Example Problems on Linear Algebra

ST705 Homework 2 on Linear Algebra

1

Let $x, \mu_{1}, \mu_{2} \in \mathbb{R}^{p}$ and $\Sigma_{1}, \Sigma_{2} \in \mathbb{R}^{p\times p}$ invertible and symmetric. Derive expressions for $\widetilde{\mu} \in \mathbb{R}^{p}$, $\widetilde{\Sigma} \in \mathbb{R}^{p\times p}$, and $c \in \mathbb{R}$ that satisfy

\[-(x - \mu_{1})'\Sigma_{1}^{-1}(x - \mu_{1}) - (x - \mu_{2})'\Sigma_{2}^{-1}(x - \mu_{2}) = -(x - \widetilde{\mu})'\widetilde{\Sigma}^{-1}(x - \widetilde{\mu}) + c,\]

where $c$ does not depend on $x$.

We will take $\widetilde{\Sigma}^{-1} = \Sigma_{1}^{-1} + \Sigma_{2}^{-1}$ and $\widetilde{\mu} = \widetilde{\Sigma}(\Sigma_1^{-1} \mu_1 + \Sigma_2^{-1} \mu_2)$. Notice we are assuming that $\widetilde{\Sigma}^{-1}$ is invertible. We will start by expanding the left hand side of the equation are regrouping the terms.

\[\begin{align} \text{LHS} & = \\ & - \Big[ x^T \Sigma_{1}^{-1} x - x^T \Sigma_{1}^{-1} \mu_1 - \mu_1^T \Sigma_{1}^{-1} x + \mu_1^T \Sigma_{1}^{-1} \mu_1 + \\ & x^T \Sigma_{2}^{-1} x - x^T \Sigma_{2}^{-1} \mu_2 - \mu_2^T \Sigma_{2}^{-1} x + \mu_2^T \Sigma_{2}^{-1} \mu_2 \Big] \\ & = - \Big[ x^T \widetilde{\Sigma}^{-1} x - x^T (\Sigma_{1}^{-1} \mu_1 + \Sigma_{2}^{-1} \mu_2) - (\mu_1^T \Sigma_{1}^{-1} + \mu_2^T \Sigma_{2}^{-1}) x + c\Big] \end{align}\]

Constants will be added and removed to the $c$ term as needed. Let’s look at the second term. Again recall that we are assuming that $\widetilde{\Sigma}^{-1}$ is invertible.

\[\begin{align} x^T (\Sigma_{1}^{-1} \mu_1 + \Sigma_{2}^{-1} \mu_2) & = x^T \widetilde{\Sigma}^{-1} \widetilde{\Sigma} (\Sigma_{1}^{-1} \mu_1 + \Sigma_{2}^{-1} \mu_2) \\ & = x^T \widetilde{\Sigma}^{-1} \widetilde{\mu} \end{align}\]

We can do the same thing to the third term.
=====
■ **Challenge**:
Decide whether each statement below agrees with the linear algebra homework problem. Answer yes or no for each, quoting the text's deciding words exactly.
1. The matrices $\Sigma_{1}$ and $\Sigma_{2}$ are required to be diagonal.
2. The constant $c$ is allowed to depend on $x$.
3. Constants are moved into the $c$ term whenever needed.
The material that follows is not needed for this exercise.

■ **Supplied information**:
=====
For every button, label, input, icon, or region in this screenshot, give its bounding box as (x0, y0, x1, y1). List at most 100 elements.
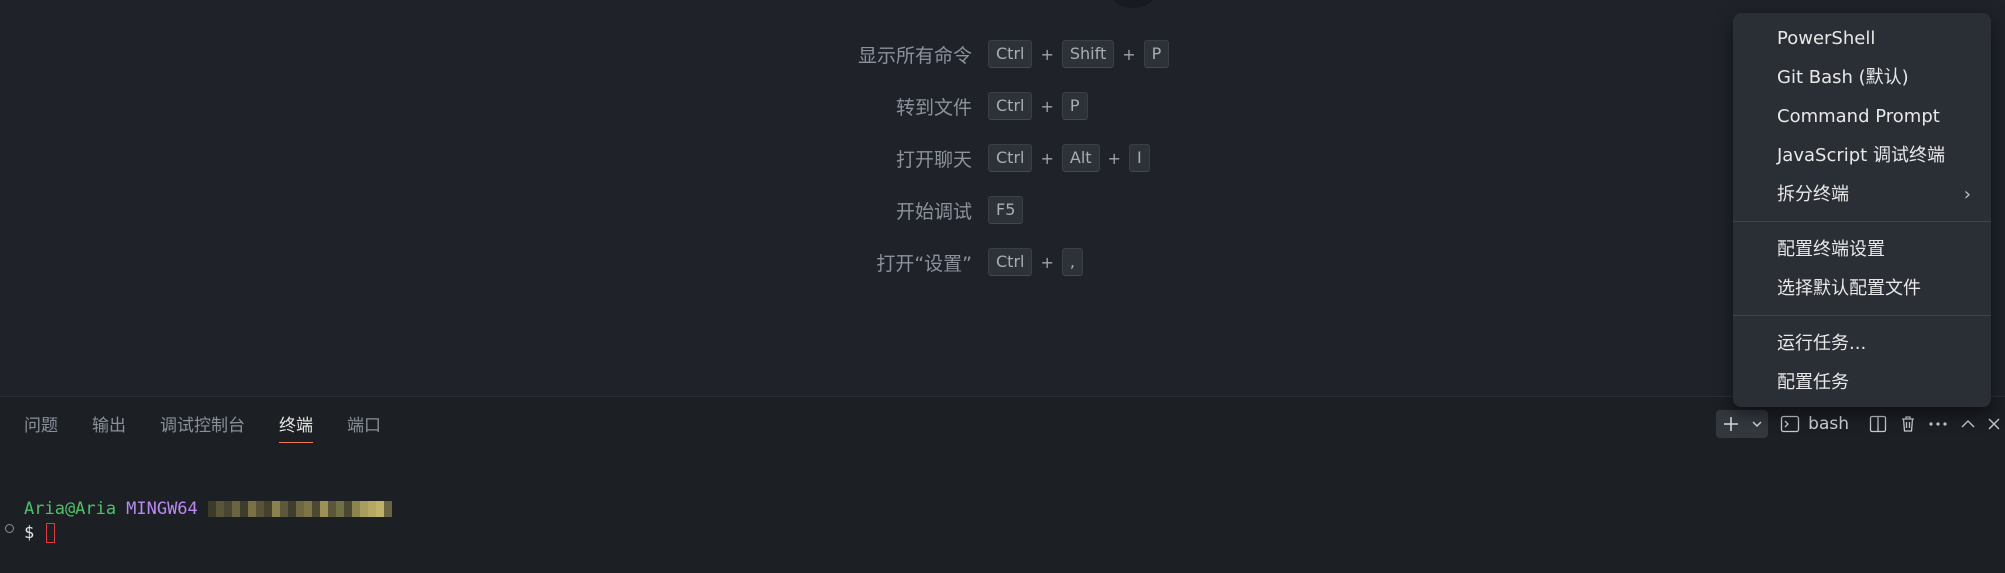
=====
■ **Exercise result**:
1. No: "invertible and symmetric"
2. No: "where $c$ does not depend on $x$"
3. Yes: "Constants will be added and removed to the $c$ term as needed."